((

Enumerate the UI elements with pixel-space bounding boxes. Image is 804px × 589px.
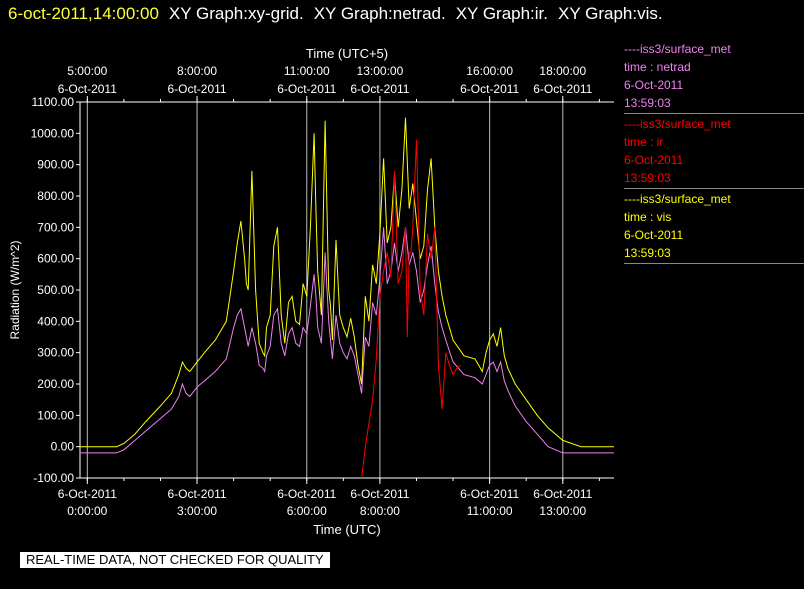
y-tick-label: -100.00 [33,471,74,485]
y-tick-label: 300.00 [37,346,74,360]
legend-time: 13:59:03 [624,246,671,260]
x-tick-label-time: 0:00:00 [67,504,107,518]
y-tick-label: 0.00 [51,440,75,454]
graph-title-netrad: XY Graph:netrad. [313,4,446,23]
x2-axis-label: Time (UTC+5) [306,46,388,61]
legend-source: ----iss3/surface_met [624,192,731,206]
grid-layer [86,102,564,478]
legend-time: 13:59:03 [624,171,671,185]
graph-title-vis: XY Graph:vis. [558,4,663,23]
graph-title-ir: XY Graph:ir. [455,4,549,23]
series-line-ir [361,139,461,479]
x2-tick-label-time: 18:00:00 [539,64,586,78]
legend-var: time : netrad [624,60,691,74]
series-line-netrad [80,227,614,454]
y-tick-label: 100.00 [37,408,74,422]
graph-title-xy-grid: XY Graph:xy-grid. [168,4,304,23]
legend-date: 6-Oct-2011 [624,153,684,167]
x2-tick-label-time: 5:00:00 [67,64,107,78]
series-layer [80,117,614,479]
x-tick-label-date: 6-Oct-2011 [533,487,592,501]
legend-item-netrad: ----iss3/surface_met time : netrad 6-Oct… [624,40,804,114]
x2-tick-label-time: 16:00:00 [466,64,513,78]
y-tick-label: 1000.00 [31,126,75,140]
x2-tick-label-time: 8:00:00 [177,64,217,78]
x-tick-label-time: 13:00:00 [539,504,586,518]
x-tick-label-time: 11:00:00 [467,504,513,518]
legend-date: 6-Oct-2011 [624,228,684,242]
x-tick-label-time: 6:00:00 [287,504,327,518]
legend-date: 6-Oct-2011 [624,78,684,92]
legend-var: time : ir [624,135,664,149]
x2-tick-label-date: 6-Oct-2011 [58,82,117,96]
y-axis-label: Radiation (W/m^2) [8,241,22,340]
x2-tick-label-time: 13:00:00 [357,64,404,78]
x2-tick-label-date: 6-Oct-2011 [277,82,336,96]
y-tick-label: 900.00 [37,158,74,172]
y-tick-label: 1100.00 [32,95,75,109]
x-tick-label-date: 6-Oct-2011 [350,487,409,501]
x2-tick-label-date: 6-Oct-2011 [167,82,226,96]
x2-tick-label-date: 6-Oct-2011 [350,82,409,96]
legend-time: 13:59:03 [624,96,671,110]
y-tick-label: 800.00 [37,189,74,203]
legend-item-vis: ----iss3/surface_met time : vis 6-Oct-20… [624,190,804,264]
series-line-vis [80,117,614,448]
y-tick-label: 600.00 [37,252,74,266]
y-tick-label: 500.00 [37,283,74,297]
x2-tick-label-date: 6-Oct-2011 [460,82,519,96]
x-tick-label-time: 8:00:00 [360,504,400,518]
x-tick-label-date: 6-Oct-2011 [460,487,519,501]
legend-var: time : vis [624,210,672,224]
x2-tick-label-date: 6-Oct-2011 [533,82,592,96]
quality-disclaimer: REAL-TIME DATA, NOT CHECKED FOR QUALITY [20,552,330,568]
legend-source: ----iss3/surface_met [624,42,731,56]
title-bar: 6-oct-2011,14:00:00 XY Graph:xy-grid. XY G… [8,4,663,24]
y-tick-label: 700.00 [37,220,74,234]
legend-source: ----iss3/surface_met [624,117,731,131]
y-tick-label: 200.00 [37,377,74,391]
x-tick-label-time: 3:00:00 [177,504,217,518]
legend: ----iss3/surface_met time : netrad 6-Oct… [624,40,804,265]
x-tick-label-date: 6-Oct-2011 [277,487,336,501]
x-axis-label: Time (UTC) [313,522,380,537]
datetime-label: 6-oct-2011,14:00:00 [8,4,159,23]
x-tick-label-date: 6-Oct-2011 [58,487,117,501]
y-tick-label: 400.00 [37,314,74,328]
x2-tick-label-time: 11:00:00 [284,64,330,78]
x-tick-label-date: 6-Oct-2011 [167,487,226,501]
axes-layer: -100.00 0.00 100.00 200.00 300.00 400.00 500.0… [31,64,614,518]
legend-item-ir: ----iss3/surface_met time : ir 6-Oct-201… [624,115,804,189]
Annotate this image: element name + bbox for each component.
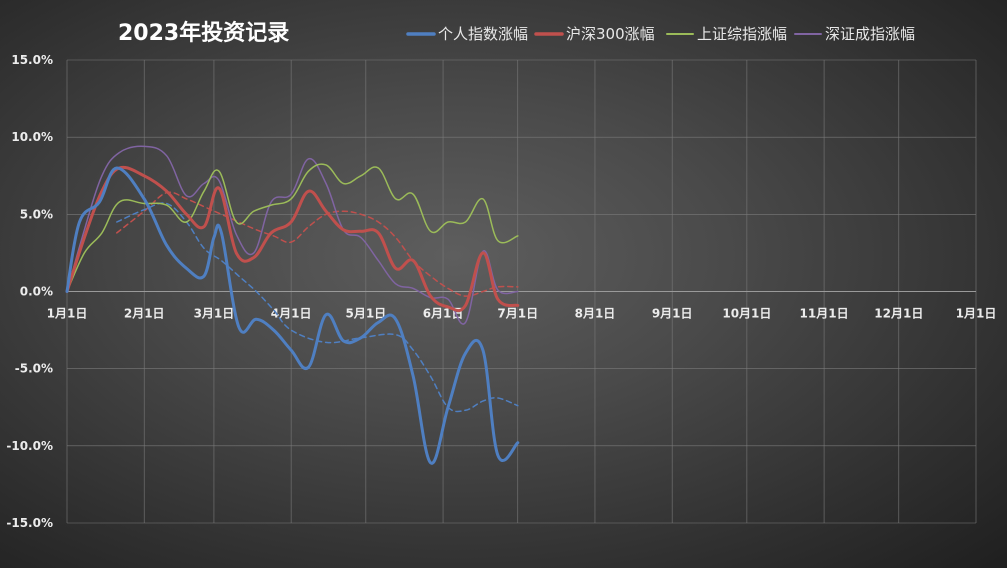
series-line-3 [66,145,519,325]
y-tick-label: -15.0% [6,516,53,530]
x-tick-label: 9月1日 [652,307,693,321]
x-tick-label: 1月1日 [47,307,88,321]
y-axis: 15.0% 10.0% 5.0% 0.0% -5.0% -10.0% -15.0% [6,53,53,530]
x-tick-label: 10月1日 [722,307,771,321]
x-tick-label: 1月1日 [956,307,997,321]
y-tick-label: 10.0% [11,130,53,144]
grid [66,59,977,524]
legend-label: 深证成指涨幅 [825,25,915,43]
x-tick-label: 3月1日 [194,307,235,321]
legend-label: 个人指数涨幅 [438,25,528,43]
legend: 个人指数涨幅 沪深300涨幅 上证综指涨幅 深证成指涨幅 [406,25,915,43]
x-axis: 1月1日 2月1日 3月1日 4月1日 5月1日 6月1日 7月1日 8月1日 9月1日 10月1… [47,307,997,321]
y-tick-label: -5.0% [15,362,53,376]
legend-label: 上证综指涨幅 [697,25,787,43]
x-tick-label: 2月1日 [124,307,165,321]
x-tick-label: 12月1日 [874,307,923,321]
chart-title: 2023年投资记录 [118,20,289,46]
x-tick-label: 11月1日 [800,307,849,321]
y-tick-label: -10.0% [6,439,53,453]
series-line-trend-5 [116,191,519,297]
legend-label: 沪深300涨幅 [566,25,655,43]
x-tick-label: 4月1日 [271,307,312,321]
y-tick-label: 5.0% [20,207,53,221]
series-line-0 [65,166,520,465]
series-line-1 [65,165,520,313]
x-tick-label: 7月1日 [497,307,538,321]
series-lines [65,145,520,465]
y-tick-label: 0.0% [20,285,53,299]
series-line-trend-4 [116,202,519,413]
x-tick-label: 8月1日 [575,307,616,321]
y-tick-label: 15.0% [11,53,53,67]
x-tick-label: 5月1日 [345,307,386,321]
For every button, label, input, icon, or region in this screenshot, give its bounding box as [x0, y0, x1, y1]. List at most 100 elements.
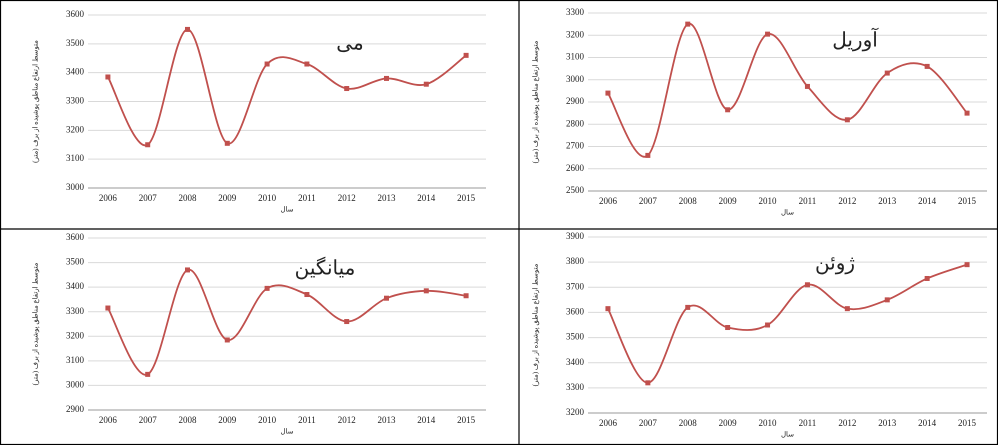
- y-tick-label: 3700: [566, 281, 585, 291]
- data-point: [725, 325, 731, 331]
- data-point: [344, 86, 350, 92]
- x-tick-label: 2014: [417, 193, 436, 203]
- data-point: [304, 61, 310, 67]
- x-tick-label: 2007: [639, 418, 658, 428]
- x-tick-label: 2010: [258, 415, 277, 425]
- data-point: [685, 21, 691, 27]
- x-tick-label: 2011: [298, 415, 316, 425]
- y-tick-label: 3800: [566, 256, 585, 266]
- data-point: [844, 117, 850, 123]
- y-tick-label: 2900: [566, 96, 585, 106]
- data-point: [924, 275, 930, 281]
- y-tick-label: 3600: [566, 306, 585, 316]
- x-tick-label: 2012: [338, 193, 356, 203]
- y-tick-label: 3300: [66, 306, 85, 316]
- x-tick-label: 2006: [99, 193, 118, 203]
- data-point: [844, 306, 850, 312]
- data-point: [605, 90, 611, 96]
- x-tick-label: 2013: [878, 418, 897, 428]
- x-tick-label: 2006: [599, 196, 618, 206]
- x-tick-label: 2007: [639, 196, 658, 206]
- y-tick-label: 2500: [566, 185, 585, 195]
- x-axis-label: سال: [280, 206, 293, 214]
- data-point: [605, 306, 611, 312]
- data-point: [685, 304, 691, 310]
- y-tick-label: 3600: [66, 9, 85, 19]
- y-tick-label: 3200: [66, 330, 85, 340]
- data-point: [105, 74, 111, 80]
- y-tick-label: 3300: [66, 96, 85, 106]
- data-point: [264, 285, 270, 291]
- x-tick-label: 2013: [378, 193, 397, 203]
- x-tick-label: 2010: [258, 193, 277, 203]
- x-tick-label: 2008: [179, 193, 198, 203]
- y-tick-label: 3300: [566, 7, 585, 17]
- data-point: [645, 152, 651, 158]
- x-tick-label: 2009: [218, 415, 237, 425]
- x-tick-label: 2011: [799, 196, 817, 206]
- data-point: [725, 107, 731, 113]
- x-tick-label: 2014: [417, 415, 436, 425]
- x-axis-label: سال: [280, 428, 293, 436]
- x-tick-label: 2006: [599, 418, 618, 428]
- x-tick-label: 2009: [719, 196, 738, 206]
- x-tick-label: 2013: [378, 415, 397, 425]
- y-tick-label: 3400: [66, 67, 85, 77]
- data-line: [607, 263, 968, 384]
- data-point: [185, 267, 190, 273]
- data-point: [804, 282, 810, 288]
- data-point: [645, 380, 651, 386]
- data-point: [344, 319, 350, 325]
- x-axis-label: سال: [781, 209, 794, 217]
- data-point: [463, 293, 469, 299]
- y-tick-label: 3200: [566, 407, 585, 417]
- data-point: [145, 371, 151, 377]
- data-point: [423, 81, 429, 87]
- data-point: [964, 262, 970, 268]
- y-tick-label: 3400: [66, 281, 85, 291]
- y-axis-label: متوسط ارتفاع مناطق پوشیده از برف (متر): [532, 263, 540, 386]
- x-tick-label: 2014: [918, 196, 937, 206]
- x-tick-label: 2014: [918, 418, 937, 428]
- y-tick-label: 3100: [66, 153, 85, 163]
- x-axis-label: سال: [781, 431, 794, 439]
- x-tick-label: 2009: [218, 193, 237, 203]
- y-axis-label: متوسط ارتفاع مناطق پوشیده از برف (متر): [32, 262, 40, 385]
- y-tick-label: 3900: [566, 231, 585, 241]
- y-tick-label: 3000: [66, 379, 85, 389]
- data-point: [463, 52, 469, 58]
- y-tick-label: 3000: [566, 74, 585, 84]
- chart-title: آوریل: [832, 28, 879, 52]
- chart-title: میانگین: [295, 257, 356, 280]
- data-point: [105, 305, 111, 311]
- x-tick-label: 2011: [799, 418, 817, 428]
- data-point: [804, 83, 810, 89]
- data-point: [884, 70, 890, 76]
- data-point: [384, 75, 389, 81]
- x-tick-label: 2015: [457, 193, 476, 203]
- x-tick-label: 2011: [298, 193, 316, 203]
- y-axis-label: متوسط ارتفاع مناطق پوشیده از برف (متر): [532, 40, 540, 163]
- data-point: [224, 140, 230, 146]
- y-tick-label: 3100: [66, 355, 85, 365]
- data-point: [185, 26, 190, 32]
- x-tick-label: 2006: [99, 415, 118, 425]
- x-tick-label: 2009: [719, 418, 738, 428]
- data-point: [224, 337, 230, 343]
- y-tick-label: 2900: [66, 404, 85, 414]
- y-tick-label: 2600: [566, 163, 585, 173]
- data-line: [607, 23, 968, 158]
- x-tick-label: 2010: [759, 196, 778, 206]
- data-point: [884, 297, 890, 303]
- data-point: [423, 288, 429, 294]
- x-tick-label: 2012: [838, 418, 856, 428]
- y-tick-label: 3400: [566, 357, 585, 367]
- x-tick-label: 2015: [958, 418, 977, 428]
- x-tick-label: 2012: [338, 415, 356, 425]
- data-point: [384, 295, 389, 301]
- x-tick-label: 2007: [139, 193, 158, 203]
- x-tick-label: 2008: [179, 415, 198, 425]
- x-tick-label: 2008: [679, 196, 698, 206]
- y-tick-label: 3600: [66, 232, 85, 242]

))

## [Prompt]
Reproduce the lines of the material word for word, from the line containing "series-line-3 [66,145,519,325]" through the line containing "legend: 个人指数涨幅 沪深300涨幅", including both of those lines.

## [Task solution]
series-line-3 [66,145,519,325]
y-tick-label: -15.0% [6,516,53,530]
x-tick-label: 9月1日 [652,307,693,321]
x-tick-label: 1月1日 [47,307,88,321]
y-axis: 15.0% 10.0% 5.0% 0.0% -5.0% -10.0% -15.0% [6,53,53,530]
x-tick-label: 10月1日 [722,307,771,321]
x-tick-label: 1月1日 [956,307,997,321]
y-tick-label: 10.0% [11,130,53,144]
grid [66,59,977,524]
legend-label: 深证成指涨幅 [825,25,915,43]
x-tick-label: 3月1日 [194,307,235,321]
legend-label: 个人指数涨幅 [438,25,528,43]
legend: 个人指数涨幅 沪深300涨幅 上证综指涨幅 深证成指涨幅 [406,25,915,43]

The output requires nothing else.